Collected data entries
* START *

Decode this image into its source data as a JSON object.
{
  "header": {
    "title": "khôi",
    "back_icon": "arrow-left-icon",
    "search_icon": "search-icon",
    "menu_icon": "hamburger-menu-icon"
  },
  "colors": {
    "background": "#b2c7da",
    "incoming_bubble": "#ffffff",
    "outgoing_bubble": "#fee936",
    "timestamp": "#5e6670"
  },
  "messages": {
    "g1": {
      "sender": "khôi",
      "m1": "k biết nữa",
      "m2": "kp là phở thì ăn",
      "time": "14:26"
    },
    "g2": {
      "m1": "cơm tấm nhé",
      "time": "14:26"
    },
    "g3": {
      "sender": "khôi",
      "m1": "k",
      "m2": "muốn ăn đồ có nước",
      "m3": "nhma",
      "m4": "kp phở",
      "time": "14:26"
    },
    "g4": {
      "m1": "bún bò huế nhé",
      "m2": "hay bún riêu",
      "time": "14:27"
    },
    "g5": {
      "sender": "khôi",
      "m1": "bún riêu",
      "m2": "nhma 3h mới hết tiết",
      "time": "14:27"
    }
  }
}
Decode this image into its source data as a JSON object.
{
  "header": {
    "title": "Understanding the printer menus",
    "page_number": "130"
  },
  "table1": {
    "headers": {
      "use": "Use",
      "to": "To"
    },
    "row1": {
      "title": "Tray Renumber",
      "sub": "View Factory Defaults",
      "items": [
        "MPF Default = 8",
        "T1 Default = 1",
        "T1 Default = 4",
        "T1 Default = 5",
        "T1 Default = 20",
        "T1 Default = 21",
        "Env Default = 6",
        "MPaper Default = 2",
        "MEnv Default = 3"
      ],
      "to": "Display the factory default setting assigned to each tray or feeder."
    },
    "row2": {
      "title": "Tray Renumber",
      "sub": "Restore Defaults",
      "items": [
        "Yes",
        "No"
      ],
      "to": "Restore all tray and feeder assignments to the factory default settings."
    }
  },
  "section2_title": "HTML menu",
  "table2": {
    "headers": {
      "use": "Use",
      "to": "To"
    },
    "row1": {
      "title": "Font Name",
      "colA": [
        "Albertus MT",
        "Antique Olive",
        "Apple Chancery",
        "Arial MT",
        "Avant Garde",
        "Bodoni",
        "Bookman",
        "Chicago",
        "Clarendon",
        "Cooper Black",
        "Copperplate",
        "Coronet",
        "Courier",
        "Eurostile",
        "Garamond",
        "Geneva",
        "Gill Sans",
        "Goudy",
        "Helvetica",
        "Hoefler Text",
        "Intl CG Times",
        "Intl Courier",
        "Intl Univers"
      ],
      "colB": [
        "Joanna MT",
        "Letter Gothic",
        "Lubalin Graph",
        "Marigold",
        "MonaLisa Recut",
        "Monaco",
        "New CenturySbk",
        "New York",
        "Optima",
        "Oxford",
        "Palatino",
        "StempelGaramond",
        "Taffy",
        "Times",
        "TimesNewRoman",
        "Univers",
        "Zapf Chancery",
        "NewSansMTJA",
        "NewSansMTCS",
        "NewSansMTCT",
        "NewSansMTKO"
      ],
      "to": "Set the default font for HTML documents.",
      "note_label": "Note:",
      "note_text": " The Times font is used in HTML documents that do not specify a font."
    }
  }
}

* END *

The problem: Filter the listing for the word "icon" and copy every line that holds it.

Task solution:
    "back_icon": "arrow-left-icon",
    "search_icon": "search-icon",
    "menu_icon": "hamburger-menu-icon"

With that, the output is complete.